(TO DO):
- 1) Answer these questions using the OpenSPP security and performance guide below.
(a) What value should list_db be set to in production environments?
(b) Which command installs ufw?
(c) Which port does the guide open for the OpenSPP web interface?
- 2) Carry on the OpenSPP security and performance guide below from the point where it stops.

(PASSAGE):
______

Security and performance tuning
Contents
Security and performance tuning#
This guide provides essential recommendations for securing your OpenSPP instance and tuning its performance for production environments. It covers database security, firewall setup, SSL/TLS configuration with Nginx, and implementing regular backups. Additionally, it offers tips on performance tuning, including adjusting worker processes, memory limits, and PostgreSQL settings to handle high-load scenarios.
Security recommendations#
1. Database security configuration#
After initial setup and database creation, it's strongly recommended to modify the configuration file:
sudo nano /etc/openspp/odoo.conf
Set list_db to False for Production environments:
list_db = False
Restart the service
sudo systemctl restart openspp
Why disable list_db in production:
Prevents unauthorized users from seeing database names
Disables database creation/deletion via web interface
Reduces attack surface by hiding database management interface
Forces direct database URL access (e.g.,
http://server:8069/web?db=openspp_prod)
When to keep list_db = True:
Development environments
Testing environments
Initial setup phase
When multiple databases need frequent management
2. Firewall configuration#
Install ufw
sudo apt-get install -y ufw
Allow SSH (adjust port if needed)
sudo ufw allow 22/tcp
Allow OpenSPP web interface
sudo ufw allow 8069/tcp
Allow OpenSPP longpolling (if using real-time features)

______

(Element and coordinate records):
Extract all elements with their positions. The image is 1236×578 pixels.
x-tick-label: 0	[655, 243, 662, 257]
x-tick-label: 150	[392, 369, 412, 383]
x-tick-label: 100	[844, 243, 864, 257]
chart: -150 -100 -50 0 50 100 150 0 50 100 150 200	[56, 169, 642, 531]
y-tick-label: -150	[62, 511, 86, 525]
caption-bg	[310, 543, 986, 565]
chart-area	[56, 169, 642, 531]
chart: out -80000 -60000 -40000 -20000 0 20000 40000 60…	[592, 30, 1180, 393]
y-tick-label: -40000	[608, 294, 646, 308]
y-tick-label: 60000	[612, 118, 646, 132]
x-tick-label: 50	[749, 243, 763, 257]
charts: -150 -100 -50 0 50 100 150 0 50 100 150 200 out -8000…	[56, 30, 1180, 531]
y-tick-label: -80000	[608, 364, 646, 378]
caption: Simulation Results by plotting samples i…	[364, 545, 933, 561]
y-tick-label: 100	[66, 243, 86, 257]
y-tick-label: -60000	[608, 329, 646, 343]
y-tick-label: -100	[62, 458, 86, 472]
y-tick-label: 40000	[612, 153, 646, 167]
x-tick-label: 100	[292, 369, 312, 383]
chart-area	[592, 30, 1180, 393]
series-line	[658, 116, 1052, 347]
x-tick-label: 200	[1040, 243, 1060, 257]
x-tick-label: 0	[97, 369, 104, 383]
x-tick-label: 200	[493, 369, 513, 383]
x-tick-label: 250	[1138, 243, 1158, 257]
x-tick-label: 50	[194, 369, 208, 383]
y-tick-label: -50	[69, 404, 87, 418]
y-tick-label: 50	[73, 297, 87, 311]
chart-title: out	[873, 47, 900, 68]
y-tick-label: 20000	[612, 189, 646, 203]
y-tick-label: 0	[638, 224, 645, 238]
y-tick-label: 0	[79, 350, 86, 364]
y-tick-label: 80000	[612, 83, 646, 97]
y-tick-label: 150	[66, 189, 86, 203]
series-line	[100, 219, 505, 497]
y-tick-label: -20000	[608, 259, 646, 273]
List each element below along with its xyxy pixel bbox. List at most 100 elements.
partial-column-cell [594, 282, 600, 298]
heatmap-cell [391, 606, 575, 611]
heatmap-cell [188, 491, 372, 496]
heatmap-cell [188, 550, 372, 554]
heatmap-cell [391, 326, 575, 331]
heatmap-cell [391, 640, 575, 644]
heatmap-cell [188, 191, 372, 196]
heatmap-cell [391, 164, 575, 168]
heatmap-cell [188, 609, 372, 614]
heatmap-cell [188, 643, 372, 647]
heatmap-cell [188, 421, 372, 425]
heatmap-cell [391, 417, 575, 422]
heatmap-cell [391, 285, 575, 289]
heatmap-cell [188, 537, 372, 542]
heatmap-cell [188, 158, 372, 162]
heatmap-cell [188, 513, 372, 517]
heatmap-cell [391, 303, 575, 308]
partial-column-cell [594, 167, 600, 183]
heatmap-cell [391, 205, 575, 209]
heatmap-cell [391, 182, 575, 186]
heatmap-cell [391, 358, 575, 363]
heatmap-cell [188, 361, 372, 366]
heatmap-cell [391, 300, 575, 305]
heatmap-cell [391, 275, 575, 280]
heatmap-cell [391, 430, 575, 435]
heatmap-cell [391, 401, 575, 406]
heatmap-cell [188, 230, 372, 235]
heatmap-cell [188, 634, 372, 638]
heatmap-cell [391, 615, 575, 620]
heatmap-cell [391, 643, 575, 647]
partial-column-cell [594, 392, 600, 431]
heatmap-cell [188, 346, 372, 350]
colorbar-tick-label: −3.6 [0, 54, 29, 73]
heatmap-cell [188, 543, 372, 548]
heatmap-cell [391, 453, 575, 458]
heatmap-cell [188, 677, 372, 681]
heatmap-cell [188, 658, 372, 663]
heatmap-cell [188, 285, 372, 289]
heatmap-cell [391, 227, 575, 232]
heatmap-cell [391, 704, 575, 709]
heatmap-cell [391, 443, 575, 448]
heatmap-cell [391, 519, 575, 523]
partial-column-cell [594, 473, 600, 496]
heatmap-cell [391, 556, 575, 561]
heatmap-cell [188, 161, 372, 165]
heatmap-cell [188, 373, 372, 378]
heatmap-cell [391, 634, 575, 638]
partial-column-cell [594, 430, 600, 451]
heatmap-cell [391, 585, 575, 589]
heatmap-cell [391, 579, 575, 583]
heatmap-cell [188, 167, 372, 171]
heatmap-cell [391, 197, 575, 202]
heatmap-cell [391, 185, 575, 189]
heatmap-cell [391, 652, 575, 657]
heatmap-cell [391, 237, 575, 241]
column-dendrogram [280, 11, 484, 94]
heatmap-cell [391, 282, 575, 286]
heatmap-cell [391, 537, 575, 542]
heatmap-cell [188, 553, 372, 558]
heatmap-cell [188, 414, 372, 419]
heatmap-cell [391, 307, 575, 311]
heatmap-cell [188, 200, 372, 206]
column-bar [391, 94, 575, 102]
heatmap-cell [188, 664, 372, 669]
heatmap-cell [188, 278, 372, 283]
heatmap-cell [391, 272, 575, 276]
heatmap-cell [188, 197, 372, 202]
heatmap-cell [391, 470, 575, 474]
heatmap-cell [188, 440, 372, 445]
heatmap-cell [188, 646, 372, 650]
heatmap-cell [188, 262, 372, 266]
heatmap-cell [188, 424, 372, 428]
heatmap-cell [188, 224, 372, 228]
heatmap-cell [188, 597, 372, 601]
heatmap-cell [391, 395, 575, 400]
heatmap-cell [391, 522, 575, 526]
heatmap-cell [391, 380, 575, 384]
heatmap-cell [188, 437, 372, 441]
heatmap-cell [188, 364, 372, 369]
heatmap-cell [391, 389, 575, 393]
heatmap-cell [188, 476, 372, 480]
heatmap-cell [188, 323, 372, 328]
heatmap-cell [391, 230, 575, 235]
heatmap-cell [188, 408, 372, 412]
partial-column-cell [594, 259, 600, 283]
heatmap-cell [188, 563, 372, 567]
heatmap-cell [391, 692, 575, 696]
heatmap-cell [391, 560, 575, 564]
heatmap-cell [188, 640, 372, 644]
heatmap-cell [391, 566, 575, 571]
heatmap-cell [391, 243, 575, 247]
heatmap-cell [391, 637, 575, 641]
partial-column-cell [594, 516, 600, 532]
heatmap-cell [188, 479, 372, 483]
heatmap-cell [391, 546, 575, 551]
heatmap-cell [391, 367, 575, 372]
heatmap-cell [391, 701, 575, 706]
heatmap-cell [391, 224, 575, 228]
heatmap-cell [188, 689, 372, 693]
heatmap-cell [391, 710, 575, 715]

______

(ANSWERS):
- 1)
(a) False
(b) sudo apt-get install -y ufw
(c) 8069/tcp

- 2)
sudo ufw allow 8072/tcp
Enable firewall
sudo ufw enable
3. SSL/TLS with Nginx (Recommended for Production)#
Run the following commands to install nginx, certbot and create a file in /etc/nginx/sites-available/openspp:
sudo apt-get install -y nginx certbot python3-certbot-nginx
sudo nano /etc/nginx/sites-available/openspp
Add this configuration changing example.com to your domain:
server {
listen 80;
server_name example.com;
# Redirect HTTP to HTTPS
return 301 https://$server_name$request_uri;
}
server {
listen 443 ssl http2;
server_name example.com;
# SSL certificates (will be added by certbot)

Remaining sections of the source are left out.